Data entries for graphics
------------------------------------------------
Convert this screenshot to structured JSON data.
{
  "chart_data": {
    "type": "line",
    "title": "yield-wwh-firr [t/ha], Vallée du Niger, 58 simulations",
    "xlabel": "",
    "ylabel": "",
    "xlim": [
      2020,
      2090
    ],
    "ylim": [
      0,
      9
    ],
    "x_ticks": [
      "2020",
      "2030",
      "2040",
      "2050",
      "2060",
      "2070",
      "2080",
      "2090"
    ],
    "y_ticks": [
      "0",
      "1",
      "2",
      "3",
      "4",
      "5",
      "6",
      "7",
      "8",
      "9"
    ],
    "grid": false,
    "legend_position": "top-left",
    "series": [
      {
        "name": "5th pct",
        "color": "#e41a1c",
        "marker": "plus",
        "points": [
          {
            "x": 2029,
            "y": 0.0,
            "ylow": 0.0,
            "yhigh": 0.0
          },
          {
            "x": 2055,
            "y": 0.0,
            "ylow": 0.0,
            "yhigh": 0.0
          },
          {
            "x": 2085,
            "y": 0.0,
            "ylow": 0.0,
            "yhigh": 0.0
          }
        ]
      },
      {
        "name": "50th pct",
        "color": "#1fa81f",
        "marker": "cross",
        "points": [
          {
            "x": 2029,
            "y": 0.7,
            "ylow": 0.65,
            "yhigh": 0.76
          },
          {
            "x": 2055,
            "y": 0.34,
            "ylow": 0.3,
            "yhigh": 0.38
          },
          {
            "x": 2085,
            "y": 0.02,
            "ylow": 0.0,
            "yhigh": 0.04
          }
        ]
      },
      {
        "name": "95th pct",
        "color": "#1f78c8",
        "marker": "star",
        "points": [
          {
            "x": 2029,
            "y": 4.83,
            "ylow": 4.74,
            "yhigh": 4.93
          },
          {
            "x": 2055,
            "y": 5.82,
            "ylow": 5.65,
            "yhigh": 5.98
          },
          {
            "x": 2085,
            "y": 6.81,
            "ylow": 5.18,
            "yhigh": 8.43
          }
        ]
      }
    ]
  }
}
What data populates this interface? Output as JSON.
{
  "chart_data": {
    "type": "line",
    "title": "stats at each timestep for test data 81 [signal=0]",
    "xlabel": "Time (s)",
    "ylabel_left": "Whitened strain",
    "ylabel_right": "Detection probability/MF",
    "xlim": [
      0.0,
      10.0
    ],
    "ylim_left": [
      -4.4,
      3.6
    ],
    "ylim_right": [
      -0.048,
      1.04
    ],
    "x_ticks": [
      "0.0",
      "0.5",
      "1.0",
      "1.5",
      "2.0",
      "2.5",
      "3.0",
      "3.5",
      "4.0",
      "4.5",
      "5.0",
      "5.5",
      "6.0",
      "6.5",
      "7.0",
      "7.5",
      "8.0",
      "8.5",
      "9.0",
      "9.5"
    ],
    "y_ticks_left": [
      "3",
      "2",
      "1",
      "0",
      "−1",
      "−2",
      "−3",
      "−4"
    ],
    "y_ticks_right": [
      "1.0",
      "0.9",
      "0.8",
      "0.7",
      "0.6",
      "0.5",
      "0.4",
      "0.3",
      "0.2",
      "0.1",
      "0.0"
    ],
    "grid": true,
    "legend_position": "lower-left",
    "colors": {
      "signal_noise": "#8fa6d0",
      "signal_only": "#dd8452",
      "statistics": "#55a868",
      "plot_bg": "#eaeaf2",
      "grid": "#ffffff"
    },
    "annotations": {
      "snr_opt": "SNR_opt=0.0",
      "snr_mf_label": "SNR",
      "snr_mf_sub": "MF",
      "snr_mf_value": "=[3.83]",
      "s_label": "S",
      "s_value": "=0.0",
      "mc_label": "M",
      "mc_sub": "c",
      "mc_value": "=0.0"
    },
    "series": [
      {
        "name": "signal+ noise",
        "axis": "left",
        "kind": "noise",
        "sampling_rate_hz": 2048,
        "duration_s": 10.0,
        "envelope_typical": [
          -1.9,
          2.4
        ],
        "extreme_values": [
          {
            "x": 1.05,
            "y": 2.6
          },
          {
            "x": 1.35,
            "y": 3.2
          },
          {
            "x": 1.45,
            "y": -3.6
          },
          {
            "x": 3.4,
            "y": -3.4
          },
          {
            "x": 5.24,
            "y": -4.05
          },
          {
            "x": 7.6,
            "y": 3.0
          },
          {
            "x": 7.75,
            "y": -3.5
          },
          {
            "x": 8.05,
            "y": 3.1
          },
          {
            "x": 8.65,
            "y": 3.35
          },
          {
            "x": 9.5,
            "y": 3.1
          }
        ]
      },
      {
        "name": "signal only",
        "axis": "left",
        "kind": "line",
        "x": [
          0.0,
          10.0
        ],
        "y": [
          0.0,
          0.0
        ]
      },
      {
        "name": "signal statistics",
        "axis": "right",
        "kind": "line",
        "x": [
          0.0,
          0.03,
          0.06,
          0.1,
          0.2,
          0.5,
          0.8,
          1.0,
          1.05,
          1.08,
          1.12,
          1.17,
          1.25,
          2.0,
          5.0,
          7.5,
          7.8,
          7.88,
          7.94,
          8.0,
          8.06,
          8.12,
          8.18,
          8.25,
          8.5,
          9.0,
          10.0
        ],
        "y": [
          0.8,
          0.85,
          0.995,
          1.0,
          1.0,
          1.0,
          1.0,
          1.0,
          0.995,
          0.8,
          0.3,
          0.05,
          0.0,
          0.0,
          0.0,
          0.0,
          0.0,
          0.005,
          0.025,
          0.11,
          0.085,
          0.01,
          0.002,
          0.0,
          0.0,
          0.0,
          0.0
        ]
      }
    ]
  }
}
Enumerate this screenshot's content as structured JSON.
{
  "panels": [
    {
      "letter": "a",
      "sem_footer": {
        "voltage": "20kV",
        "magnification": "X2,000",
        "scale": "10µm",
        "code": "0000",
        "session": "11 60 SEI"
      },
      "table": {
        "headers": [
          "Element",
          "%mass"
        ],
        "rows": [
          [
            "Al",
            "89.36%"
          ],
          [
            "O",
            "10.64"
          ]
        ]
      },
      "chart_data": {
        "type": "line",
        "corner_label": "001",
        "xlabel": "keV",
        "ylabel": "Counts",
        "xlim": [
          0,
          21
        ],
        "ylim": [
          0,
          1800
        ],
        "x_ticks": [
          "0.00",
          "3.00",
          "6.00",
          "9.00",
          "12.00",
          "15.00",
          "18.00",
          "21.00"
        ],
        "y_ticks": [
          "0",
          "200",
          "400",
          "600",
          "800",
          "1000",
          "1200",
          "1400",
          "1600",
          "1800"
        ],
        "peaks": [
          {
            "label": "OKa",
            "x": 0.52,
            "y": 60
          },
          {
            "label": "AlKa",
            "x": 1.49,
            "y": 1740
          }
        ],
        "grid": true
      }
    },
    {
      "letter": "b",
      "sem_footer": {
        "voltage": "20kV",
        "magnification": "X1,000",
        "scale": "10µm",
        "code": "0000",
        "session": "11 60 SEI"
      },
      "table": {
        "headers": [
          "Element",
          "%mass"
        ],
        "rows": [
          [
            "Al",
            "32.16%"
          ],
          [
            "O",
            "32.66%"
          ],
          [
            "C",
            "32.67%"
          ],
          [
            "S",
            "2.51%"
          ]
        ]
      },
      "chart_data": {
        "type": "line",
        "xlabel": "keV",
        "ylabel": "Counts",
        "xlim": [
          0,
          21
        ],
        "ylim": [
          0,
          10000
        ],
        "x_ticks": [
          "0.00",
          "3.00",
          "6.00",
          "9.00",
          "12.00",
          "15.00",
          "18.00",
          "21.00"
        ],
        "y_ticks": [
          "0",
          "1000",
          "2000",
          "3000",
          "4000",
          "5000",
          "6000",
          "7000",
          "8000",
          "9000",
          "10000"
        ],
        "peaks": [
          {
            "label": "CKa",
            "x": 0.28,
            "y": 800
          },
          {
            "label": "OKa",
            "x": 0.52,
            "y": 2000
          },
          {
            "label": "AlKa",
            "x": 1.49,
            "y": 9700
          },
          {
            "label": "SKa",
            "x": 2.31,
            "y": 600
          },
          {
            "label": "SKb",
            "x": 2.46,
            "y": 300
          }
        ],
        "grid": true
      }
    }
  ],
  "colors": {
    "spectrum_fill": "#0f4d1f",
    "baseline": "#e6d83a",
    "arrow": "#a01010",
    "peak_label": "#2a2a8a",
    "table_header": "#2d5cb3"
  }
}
------------------------------------------------
• _EXERCISE REQUIREMENTS_
Copy out every line of the data that includes the word "xlabel".

• _TASK SOLUTION_
    "xlabel": "",
    "xlabel": "Time (s)",
        "xlabel": "keV",
        "xlabel": "keV",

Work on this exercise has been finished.